DATA FOR THE TASK
****

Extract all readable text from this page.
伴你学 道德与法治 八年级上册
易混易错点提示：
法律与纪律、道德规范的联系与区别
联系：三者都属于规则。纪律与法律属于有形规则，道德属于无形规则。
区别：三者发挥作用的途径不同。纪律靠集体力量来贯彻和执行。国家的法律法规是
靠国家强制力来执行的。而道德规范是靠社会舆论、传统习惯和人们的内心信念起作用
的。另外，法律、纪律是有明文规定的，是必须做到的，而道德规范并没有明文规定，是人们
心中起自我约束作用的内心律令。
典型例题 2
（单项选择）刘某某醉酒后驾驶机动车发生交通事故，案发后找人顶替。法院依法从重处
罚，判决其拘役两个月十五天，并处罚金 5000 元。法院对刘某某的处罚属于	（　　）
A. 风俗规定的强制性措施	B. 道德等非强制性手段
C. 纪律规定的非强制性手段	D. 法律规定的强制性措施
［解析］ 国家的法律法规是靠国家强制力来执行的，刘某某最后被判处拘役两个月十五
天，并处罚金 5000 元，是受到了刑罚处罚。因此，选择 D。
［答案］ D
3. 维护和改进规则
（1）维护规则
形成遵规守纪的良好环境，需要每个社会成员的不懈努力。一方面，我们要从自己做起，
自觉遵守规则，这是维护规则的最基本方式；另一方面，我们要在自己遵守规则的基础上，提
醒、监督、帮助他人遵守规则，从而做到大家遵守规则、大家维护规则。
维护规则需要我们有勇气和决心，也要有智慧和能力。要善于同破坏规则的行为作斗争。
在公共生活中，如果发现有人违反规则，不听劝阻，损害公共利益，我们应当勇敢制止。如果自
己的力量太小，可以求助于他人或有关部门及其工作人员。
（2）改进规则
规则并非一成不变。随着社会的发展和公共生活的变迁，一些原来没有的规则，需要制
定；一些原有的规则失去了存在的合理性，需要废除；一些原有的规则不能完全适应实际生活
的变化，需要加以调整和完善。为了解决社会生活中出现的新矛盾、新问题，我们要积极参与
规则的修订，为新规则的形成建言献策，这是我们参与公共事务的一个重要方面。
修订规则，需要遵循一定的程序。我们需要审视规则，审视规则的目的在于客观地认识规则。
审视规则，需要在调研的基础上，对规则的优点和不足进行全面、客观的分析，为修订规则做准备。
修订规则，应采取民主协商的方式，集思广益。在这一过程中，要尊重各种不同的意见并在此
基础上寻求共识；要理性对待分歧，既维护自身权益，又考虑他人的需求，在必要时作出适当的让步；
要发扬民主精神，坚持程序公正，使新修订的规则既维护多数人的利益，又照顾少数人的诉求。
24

****

WHAT NEEDS TO BE DONE
Repeat every entry exactly as written above.

OUTPUT
Extract all readable text from this page.
伴你学 道德与法治 八年级上册
易混易错点提示：
法律与纪律、道德规范的联系与区别
联系：三者都属于规则。纪律与法律属于有形规则，道德属于无形规则。
区别：三者发挥作用的途径不同。纪律靠集体力量来贯彻和执行。国家的法律法规是
靠国家强制力来执行的。而道德规范是靠社会舆论、传统习惯和人们的内心信念起作用
的。另外，法律、纪律是有明文规定的，是必须做到的，而道德规范并没有明文规定，是人们
心中起自我约束作用的内心律令。
典型例题 2
（单项选择）刘某某醉酒后驾驶机动车发生交通事故，案发后找人顶替。法院依法从重处
罚，判决其拘役两个月十五天，并处罚金 5000 元。法院对刘某某的处罚属于	（　　）
A. 风俗规定的强制性措施	B. 道德等非强制性手段
C. 纪律规定的非强制性手段	D. 法律规定的强制性措施
［解析］ 国家的法律法规是靠国家强制力来执行的，刘某某最后被判处拘役两个月十五
天，并处罚金 5000 元，是受到了刑罚处罚。因此，选择 D。
［答案］ D
3. 维护和改进规则
（1）维护规则
形成遵规守纪的良好环境，需要每个社会成员的不懈努力。一方面，我们要从自己做起，
自觉遵守规则，这是维护规则的最基本方式；另一方面，我们要在自己遵守规则的基础上，提
醒、监督、帮助他人遵守规则，从而做到大家遵守规则、大家维护规则。
维护规则需要我们有勇气和决心，也要有智慧和能力。要善于同破坏规则的行为作斗争。
在公共生活中，如果发现有人违反规则，不听劝阻，损害公共利益，我们应当勇敢制止。如果自
己的力量太小，可以求助于他人或有关部门及其工作人员。
（2）改进规则
规则并非一成不变。随着社会的发展和公共生活的变迁，一些原来没有的规则，需要制
定；一些原有的规则失去了存在的合理性，需要废除；一些原有的规则不能完全适应实际生活
的变化，需要加以调整和完善。为了解决社会生活中出现的新矛盾、新问题，我们要积极参与
规则的修订，为新规则的形成建言献策，这是我们参与公共事务的一个重要方面。
修订规则，需要遵循一定的程序。我们需要审视规则，审视规则的目的在于客观地认识规则。
审视规则，需要在调研的基础上，对规则的优点和不足进行全面、客观的分析，为修订规则做准备。
修订规则，应采取民主协商的方式，集思广益。在这一过程中，要尊重各种不同的意见并在此
基础上寻求共识；要理性对待分歧，既维护自身权益，又考虑他人的需求，在必要时作出适当的让步；
要发扬民主精神，坚持程序公正，使新修订的规则既维护多数人的利益，又照顾少数人的诉求。
24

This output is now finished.